## Work to complete
Select the lines that hold the word "技術要素" and copy each one.

## Records that describe figures
☆ ☆ ☆ ☆ ☆
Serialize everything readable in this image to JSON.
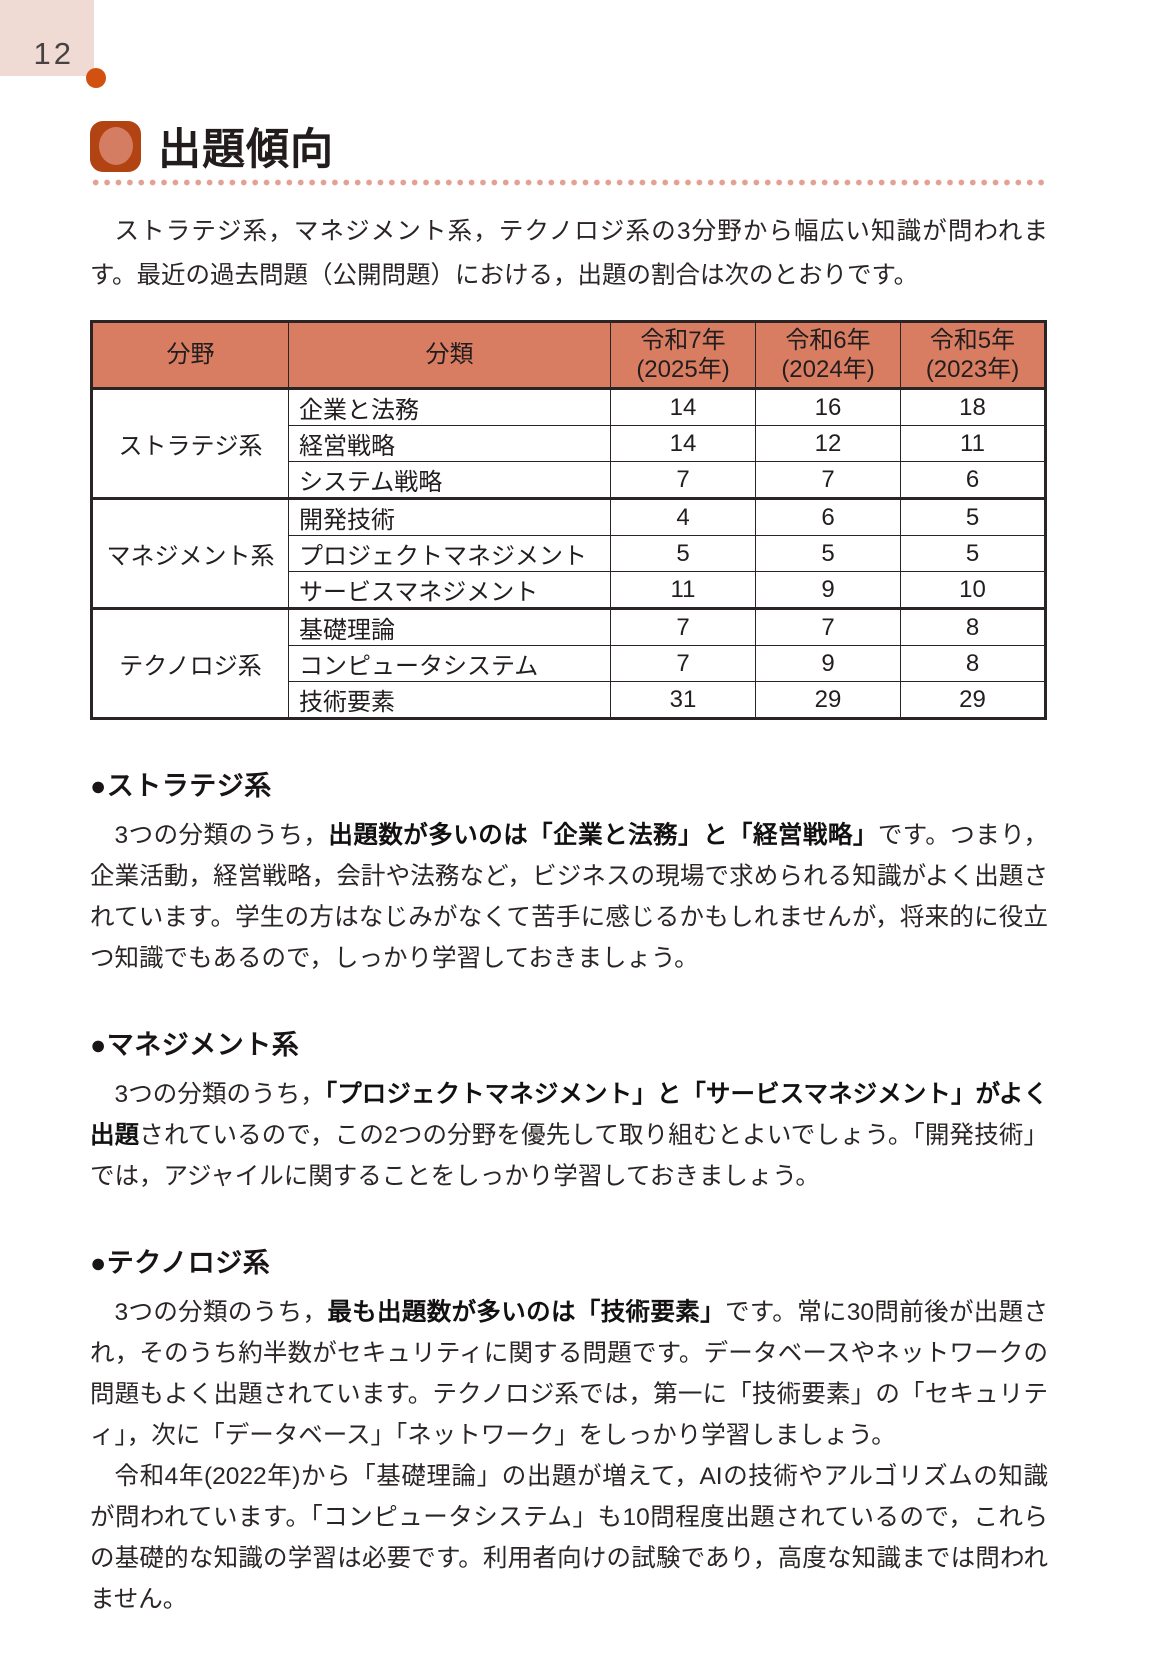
{
  "page": {
    "number": "12",
    "title": "出題傾向"
  },
  "intro": {
    "text": "ストラテジ系，マネジメント系，テクノロジ系の3分野から幅広い知識が問われます。最近の過去問題（公開問題）における，出題の割合は次のとおりです。"
  },
  "table": {
    "headers": [
      {
        "label": "分野"
      },
      {
        "label": "分類"
      },
      {
        "era": "令和7年",
        "year": "(2025年)"
      },
      {
        "era": "令和6年",
        "year": "(2024年)"
      },
      {
        "era": "令和5年",
        "year": "(2023年)"
      }
    ],
    "groups": [
      {
        "field": "ストラテジ系",
        "rows": [
          {
            "category": "企業と法務",
            "values": [
              "14",
              "16",
              "18"
            ]
          },
          {
            "category": "経営戦略",
            "values": [
              "14",
              "12",
              "11"
            ]
          },
          {
            "category": "システム戦略",
            "values": [
              "7",
              "7",
              "6"
            ]
          }
        ]
      },
      {
        "field": "マネジメント系",
        "rows": [
          {
            "category": "開発技術",
            "values": [
              "4",
              "6",
              "5"
            ]
          },
          {
            "category": "プロジェクトマネジメント",
            "values": [
              "5",
              "5",
              "5"
            ]
          },
          {
            "category": "サービスマネジメント",
            "values": [
              "11",
              "9",
              "10"
            ]
          }
        ]
      },
      {
        "field": "テクノロジ系",
        "rows": [
          {
            "category": "基礎理論",
            "values": [
              "7",
              "7",
              "8"
            ]
          },
          {
            "category": "コンピュータシステム",
            "values": [
              "7",
              "9",
              "8"
            ]
          },
          {
            "category": "技術要素",
            "values": [
              "31",
              "29",
              "29"
            ]
          }
        ]
      }
    ]
  },
  "sections": [
    {
      "heading": "●ストラテジ系",
      "paragraphs": [
        [
          {
            "text": "3つの分類のうち，",
            "bold": false
          },
          {
            "text": "出題数が多いのは「企業と法務」と「経営戦略」",
            "bold": true
          },
          {
            "text": "です。つまり，企業活動，経営戦略，会計や法務など，ビジネスの現場で求められる知識がよく出題されています。学生の方はなじみがなくて苦手に感じるかもしれませんが，将来的に役立つ知識でもあるので，しっかり学習しておきましょう。",
            "bold": false
          }
        ]
      ]
    },
    {
      "heading": "●マネジメント系",
      "paragraphs": [
        [
          {
            "text": "3つの分類のうち，",
            "bold": false
          },
          {
            "text": "「プロジェクトマネジメント」と「サービスマネジメント」がよく出題",
            "bold": true
          },
          {
            "text": "されているので，この2つの分野を優先して取り組むとよいでしょう。「開発技術」では，アジャイルに関することをしっかり学習しておきましょう。",
            "bold": false
          }
        ]
      ]
    },
    {
      "heading": "●テクノロジ系",
      "paragraphs": [
        [
          {
            "text": "3つの分類のうち，",
            "bold": false
          },
          {
            "text": "最も出題数が多いのは「技術要素」",
            "bold": true
          },
          {
            "text": "です。常に30問前後が出題され，そのうち約半数がセキュリティに関する問題です。データベースやネットワークの問題もよく出題されています。テクノロジ系では，第一に「技術要素」の「セキュリティ」，次に「データベース」「ネットワーク」をしっかり学習しましょう。",
            "bold": false
          }
        ],
        [
          {
            "text": "令和4年(2022年)から「基礎理論」の出題が増えて，AIの技術やアルゴリズムの知識が問われています。「コンピュータシステム」も10問程度出題されているので，これらの基礎的な知識の学習は必要です。利用者向けの試験であり，高度な知識までは問われません。",
            "bold": false
          }
        ]
      ]
    }
  ]
}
☆ ☆ ☆ ☆ ☆
## Task answer
            "category": "技術要素",
            "text": "最も出題数が多いのは「技術要素」",
            "text": "です。常に30問前後が出題され，そのうち約半数がセキュリティに関する問題です。データベースやネットワークの問題もよく出題されています。テクノロジ系では，第一に「技術要素」の「セキュリティ」，次に「データベース」「ネットワーク」をしっかり学習しましょう。",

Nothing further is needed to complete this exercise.